> [WHAT YOU SHOULD DO]:
Report each line of the data that includes the word "Александровичъ".

> [Stored items]:

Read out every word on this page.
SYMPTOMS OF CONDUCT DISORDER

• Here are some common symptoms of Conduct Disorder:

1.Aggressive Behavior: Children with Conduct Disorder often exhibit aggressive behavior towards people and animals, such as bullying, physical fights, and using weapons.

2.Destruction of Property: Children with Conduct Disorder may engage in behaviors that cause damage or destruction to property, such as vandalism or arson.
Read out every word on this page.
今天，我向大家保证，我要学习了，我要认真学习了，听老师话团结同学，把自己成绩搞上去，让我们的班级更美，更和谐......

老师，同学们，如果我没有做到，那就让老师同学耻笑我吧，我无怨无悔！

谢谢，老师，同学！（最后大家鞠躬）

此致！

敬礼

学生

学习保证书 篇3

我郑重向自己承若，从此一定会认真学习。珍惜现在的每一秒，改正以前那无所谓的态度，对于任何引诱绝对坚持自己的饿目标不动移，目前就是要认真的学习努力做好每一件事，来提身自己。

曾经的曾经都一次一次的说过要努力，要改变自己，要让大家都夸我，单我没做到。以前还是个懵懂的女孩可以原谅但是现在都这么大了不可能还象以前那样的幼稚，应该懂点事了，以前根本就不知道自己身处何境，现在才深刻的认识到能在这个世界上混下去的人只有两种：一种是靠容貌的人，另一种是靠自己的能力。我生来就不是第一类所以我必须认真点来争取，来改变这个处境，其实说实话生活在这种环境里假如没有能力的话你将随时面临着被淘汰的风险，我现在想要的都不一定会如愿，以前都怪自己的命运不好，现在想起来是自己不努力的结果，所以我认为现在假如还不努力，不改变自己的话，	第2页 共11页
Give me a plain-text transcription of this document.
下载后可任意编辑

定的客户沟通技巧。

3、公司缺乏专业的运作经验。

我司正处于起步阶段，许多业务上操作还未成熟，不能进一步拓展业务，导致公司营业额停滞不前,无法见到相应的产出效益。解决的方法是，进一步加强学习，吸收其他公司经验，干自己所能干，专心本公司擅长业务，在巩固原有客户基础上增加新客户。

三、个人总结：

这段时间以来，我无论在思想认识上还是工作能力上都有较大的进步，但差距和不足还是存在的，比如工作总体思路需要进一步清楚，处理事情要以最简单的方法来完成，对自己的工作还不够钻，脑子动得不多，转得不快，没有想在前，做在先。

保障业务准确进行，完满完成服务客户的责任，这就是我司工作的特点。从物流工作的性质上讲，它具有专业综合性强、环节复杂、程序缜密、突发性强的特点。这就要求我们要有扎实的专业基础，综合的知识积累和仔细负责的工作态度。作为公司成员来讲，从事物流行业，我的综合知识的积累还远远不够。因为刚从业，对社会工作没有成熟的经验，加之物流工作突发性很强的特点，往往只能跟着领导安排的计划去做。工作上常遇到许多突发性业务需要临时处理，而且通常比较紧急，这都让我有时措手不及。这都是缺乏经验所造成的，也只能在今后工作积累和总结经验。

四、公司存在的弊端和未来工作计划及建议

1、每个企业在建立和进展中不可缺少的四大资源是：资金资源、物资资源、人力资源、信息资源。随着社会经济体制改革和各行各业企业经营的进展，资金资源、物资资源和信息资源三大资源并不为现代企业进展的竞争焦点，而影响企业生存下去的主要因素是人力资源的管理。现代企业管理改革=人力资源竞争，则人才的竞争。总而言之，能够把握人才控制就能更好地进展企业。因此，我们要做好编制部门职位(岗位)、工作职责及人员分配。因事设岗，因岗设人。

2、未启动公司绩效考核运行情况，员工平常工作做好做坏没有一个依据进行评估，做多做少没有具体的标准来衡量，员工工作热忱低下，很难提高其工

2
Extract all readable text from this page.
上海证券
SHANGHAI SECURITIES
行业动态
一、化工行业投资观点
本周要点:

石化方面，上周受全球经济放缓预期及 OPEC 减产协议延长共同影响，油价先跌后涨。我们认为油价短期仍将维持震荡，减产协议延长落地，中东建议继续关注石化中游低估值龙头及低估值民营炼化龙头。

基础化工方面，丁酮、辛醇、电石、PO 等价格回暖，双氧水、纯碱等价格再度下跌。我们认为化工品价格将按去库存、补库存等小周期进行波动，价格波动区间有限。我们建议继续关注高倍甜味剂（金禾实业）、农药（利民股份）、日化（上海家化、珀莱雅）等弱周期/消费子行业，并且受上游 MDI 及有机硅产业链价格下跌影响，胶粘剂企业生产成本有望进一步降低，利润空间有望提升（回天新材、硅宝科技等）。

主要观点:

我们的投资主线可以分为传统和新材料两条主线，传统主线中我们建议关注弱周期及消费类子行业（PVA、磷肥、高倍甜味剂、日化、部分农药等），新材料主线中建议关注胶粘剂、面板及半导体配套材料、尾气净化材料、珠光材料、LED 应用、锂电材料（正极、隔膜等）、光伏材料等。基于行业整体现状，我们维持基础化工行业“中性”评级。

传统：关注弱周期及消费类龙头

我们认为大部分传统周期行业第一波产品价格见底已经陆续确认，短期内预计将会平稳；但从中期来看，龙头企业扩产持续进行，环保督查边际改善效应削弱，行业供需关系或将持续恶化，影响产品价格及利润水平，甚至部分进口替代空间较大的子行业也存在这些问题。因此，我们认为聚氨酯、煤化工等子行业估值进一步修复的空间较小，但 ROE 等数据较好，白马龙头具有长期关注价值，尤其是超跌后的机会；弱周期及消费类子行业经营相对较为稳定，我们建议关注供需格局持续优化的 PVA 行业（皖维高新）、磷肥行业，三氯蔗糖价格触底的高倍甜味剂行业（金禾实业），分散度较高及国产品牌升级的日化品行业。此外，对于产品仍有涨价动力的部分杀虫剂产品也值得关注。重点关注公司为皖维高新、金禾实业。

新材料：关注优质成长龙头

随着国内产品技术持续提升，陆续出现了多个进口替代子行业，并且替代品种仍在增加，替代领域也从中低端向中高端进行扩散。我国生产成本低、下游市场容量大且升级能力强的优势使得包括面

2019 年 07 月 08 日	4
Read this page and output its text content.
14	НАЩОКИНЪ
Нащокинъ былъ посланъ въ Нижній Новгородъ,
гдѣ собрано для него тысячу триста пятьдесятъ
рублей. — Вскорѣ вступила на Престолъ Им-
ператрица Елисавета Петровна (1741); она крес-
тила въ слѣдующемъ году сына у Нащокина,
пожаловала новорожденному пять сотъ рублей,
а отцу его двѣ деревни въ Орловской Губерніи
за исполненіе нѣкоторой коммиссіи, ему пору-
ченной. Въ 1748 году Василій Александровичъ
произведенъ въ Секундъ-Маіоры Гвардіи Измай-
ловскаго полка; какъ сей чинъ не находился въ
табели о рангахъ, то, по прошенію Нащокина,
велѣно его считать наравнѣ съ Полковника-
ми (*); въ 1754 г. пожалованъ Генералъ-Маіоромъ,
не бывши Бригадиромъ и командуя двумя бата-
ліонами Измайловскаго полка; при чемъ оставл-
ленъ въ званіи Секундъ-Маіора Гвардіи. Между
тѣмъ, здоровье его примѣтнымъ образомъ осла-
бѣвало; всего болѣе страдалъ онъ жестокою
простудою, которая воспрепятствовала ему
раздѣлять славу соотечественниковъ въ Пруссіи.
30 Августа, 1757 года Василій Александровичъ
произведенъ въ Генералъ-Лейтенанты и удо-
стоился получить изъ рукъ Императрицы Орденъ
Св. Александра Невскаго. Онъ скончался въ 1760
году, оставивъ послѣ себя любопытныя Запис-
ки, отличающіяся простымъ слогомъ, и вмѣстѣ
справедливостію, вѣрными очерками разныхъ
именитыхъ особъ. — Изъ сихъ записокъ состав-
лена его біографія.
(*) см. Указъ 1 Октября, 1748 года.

> [FINAL RESULT]:
ченной. Въ 1748 году Василій Александровичъ
30 Августа, 1757 года Василій Александровичъ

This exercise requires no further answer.